## begin

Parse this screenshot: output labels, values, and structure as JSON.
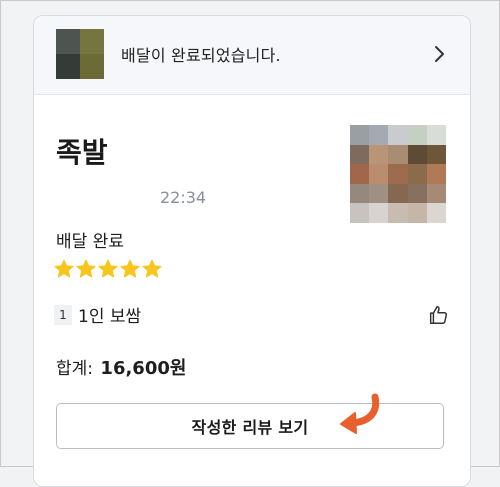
{
  "banner": {
    "text": "배달이 완료되었습니다.",
    "thumb_colors": [
      "#4e5550",
      "#74753f",
      "#353b36",
      "#6c6b36"
    ]
  },
  "order": {
    "restaurant": "족발",
    "time": "22:34",
    "status": "배달 완료",
    "rating": 5,
    "item_qty": "1",
    "item_name": "1인 보쌈",
    "total_label": "합계:",
    "total_amount": "16,600원"
  },
  "food_thumb_colors": [
    "#9a9fa3",
    "#a5aab2",
    "#c9cbcf",
    "#c6cfc4",
    "#d9ddd7",
    "#7f6a5f",
    "#b89577",
    "#a98d73",
    "#5f4a36",
    "#6d5738",
    "#a0674a",
    "#b98d6d",
    "#9d6c4f",
    "#8a6b4c",
    "#b07a57",
    "#94887f",
    "#a08f83",
    "#866750",
    "#86705f",
    "#a68a76",
    "#c9c3bf",
    "#d8d3d0",
    "#c8bcb1",
    "#c5b6a8",
    "#dcd6d1"
  ],
  "review_button": {
    "label": "작성한 리뷰 보기"
  },
  "colors": {
    "star": "#f8c51d",
    "arrow": "#e8602c"
  }
}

## end

Task directions:
Transcribe each entry precisely as given, leaving the pictures out.

Answer to the task:
Parse this screenshot: output labels, values, and structure as JSON.
{
  "banner": {
    "text": "배달이 완료되었습니다.",
    "thumb_colors": [
      "#4e5550",
      "#74753f",
      "#353b36",
      "#6c6b36"
    ]
  },
  "order": {
    "restaurant": "족발",
    "time": "22:34",
    "status": "배달 완료",
    "rating": 5,
    "item_qty": "1",
    "item_name": "1인 보쌈",
    "total_label": "합계:",
    "total_amount": "16,600원"
  },
  "food_thumb_colors": [
    "#9a9fa3",
    "#a5aab2",
    "#c9cbcf",
    "#c6cfc4",
    "#d9ddd7",
    "#7f6a5f",
    "#b89577",
    "#a98d73",
    "#5f4a36",
    "#6d5738",
    "#a0674a",
    "#b98d6d",
    "#9d6c4f",
    "#8a6b4c",
    "#b07a57",
    "#94887f",
    "#a08f83",
    "#866750",
    "#86705f",
    "#a68a76",
    "#c9c3bf",
    "#d8d3d0",
    "#c8bcb1",
    "#c5b6a8",
    "#dcd6d1"
  ],
  "review_button": {
    "label": "작성한 리뷰 보기"
  },
  "colors": {
    "star": "#f8c51d",
    "arrow": "#e8602c"
  }
}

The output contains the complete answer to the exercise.